Rewrite all the data below so that every "summary-cell" becomes "note-cell" and nothing else changes. Omit the pictures from your answer.

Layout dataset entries
==*==

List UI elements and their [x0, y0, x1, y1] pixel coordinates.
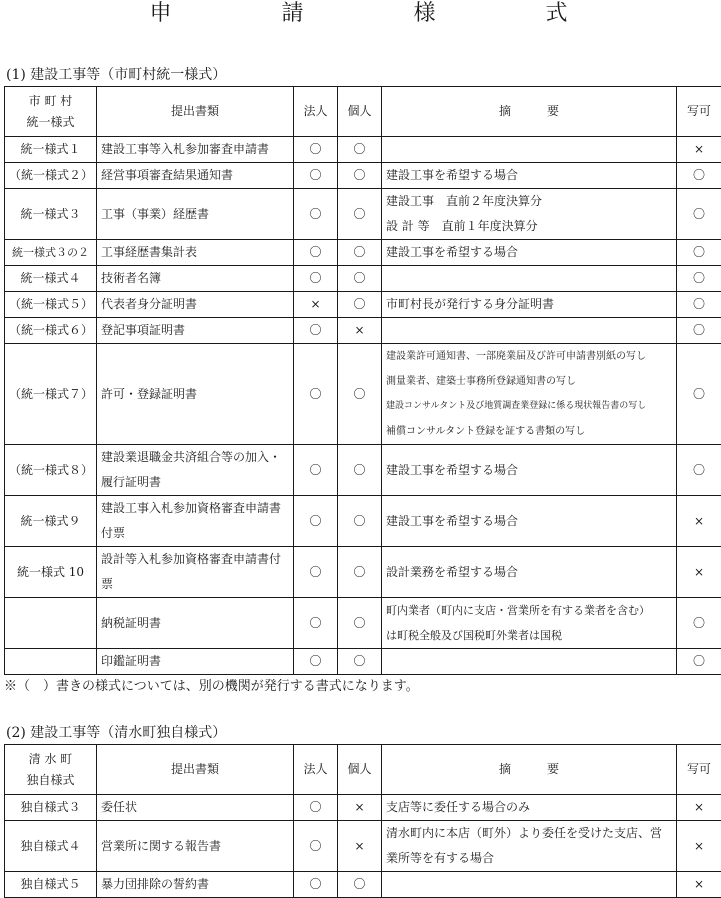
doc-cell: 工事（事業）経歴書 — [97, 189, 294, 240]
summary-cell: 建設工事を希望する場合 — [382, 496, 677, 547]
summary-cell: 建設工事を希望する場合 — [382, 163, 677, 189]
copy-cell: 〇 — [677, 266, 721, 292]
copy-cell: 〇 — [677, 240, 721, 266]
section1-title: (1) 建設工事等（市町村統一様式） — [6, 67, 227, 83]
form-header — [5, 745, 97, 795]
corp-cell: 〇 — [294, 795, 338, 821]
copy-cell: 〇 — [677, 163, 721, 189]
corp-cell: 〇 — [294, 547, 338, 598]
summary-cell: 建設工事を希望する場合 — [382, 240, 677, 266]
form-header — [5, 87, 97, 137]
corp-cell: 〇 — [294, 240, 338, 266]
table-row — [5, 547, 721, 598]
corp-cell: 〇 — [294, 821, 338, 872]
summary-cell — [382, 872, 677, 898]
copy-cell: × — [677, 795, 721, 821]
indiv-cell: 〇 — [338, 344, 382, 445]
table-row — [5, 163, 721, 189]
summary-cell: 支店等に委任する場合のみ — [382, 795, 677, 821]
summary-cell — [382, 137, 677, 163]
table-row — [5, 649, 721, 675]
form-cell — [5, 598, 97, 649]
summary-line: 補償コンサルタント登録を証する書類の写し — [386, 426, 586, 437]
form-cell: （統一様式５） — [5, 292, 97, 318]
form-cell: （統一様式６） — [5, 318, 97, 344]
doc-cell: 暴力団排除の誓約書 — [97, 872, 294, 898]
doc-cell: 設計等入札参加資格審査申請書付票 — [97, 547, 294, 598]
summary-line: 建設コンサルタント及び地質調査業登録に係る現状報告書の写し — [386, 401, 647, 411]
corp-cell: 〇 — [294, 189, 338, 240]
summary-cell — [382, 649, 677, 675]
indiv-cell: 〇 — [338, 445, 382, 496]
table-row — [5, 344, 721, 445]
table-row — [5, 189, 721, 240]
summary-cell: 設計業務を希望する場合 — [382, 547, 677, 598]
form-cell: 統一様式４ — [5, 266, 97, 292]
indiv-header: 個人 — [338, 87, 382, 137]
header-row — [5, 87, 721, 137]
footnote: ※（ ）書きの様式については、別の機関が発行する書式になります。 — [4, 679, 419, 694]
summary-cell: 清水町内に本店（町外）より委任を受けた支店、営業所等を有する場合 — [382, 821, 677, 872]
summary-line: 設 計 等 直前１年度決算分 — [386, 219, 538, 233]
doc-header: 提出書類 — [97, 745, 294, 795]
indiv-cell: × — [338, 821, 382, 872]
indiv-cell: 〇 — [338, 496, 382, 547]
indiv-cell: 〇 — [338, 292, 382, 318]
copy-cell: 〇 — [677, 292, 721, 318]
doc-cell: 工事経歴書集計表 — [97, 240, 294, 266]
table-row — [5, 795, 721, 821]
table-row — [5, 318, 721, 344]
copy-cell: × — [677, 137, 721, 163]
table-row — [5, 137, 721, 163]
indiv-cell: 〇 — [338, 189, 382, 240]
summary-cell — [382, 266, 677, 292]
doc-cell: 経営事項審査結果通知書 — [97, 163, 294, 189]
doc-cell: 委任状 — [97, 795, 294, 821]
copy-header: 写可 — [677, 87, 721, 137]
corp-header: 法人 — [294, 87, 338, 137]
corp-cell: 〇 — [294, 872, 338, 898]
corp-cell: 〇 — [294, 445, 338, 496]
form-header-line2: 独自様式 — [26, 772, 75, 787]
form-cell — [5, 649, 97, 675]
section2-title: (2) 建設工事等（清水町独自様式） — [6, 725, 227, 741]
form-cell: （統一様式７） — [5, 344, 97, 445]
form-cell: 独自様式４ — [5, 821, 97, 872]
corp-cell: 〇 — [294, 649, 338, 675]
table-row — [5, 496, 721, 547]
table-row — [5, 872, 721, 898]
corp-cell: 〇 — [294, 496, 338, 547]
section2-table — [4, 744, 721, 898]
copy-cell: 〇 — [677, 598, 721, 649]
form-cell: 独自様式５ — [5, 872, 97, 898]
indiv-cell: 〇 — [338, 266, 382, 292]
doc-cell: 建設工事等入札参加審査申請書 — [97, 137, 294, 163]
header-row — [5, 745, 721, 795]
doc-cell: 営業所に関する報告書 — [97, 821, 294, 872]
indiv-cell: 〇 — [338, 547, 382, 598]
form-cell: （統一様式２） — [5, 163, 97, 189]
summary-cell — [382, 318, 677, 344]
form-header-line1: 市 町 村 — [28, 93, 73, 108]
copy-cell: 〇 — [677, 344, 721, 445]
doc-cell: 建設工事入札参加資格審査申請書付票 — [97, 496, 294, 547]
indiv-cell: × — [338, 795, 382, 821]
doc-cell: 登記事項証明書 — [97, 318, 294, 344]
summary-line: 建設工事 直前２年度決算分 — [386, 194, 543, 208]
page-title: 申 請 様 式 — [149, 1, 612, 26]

==*==

PROBLEM SOLUTION:
List UI elements and their [x0, y0, x1, y1] pixel coordinates.
doc-cell: 工事（事業）経歴書 — [97, 189, 294, 240]
note-cell: 建設工事を希望する場合 — [382, 496, 677, 547]
note-cell: 建設工事を希望する場合 — [382, 163, 677, 189]
copy-cell: 〇 — [677, 266, 721, 292]
copy-cell: 〇 — [677, 240, 721, 266]
section1-title: (1) 建設工事等（市町村統一様式） — [6, 67, 227, 83]
form-header — [5, 745, 97, 795]
corp-cell: 〇 — [294, 795, 338, 821]
copy-cell: 〇 — [677, 163, 721, 189]
corp-cell: 〇 — [294, 547, 338, 598]
note-cell: 建設工事を希望する場合 — [382, 240, 677, 266]
form-header — [5, 87, 97, 137]
corp-cell: 〇 — [294, 240, 338, 266]
table-row — [5, 547, 721, 598]
corp-cell: 〇 — [294, 821, 338, 872]
note-cell — [382, 872, 677, 898]
copy-cell: × — [677, 795, 721, 821]
indiv-cell: 〇 — [338, 344, 382, 445]
table-row — [5, 163, 721, 189]
note-cell: 支店等に委任する場合のみ — [382, 795, 677, 821]
note-cell — [382, 137, 677, 163]
table-row — [5, 649, 721, 675]
form-cell — [5, 598, 97, 649]
summary-line: 補償コンサルタント登録を証する書類の写し — [386, 426, 586, 437]
form-cell: （統一様式５） — [5, 292, 97, 318]
form-cell: （統一様式６） — [5, 318, 97, 344]
doc-cell: 暴力団排除の誓約書 — [97, 872, 294, 898]
doc-cell: 設計等入札参加資格審査申請書付票 — [97, 547, 294, 598]
summary-line: 建設コンサルタント及び地質調査業登録に係る現状報告書の写し — [386, 401, 647, 411]
corp-cell: 〇 — [294, 189, 338, 240]
note-cell — [382, 649, 677, 675]
indiv-cell: 〇 — [338, 445, 382, 496]
table-row — [5, 344, 721, 445]
table-row — [5, 189, 721, 240]
note-cell: 設計業務を希望する場合 — [382, 547, 677, 598]
form-cell: 統一様式４ — [5, 266, 97, 292]
indiv-header: 個人 — [338, 87, 382, 137]
header-row — [5, 87, 721, 137]
footnote: ※（ ）書きの様式については、別の機関が発行する書式になります。 — [4, 679, 419, 694]
note-cell: 清水町内に本店（町外）より委任を受けた支店、営業所等を有する場合 — [382, 821, 677, 872]
summary-line: 設 計 等 直前１年度決算分 — [386, 219, 538, 233]
doc-header: 提出書類 — [97, 745, 294, 795]
indiv-cell: × — [338, 821, 382, 872]
indiv-cell: 〇 — [338, 496, 382, 547]
indiv-cell: 〇 — [338, 292, 382, 318]
copy-cell: 〇 — [677, 292, 721, 318]
doc-cell: 工事経歴書集計表 — [97, 240, 294, 266]
table-row — [5, 795, 721, 821]
table-row — [5, 318, 721, 344]
copy-cell: × — [677, 137, 721, 163]
table-row — [5, 137, 721, 163]
indiv-cell: 〇 — [338, 189, 382, 240]
note-cell — [382, 266, 677, 292]
doc-cell: 経営事項審査結果通知書 — [97, 163, 294, 189]
doc-cell: 委任状 — [97, 795, 294, 821]
copy-header: 写可 — [677, 87, 721, 137]
corp-header: 法人 — [294, 87, 338, 137]
corp-cell: 〇 — [294, 872, 338, 898]
corp-cell: 〇 — [294, 445, 338, 496]
form-header-line2: 独自様式 — [26, 772, 75, 787]
form-cell — [5, 649, 97, 675]
section2-title: (2) 建設工事等（清水町独自様式） — [6, 725, 227, 741]
form-cell: （統一様式７） — [5, 344, 97, 445]
form-cell: 独自様式４ — [5, 821, 97, 872]
corp-cell: 〇 — [294, 649, 338, 675]
table-row — [5, 496, 721, 547]
table-row — [5, 872, 721, 898]
corp-cell: 〇 — [294, 496, 338, 547]
section2-table — [4, 744, 721, 898]
copy-cell: 〇 — [677, 598, 721, 649]
form-cell: 独自様式５ — [5, 872, 97, 898]
indiv-cell: 〇 — [338, 266, 382, 292]
doc-cell: 建設工事等入札参加審査申請書 — [97, 137, 294, 163]
header-row — [5, 745, 721, 795]
doc-cell: 営業所に関する報告書 — [97, 821, 294, 872]
indiv-cell: 〇 — [338, 547, 382, 598]
form-cell: （統一様式２） — [5, 163, 97, 189]
note-cell — [382, 318, 677, 344]
form-header-line1: 市 町 村 — [28, 93, 73, 108]
copy-cell: 〇 — [677, 344, 721, 445]
doc-cell: 建設工事入札参加資格審査申請書付票 — [97, 496, 294, 547]
indiv-cell: × — [338, 795, 382, 821]
doc-cell: 登記事項証明書 — [97, 318, 294, 344]
summary-line: 建設工事 直前２年度決算分 — [386, 194, 543, 208]
page-title: 申 請 様 式 — [149, 1, 612, 26]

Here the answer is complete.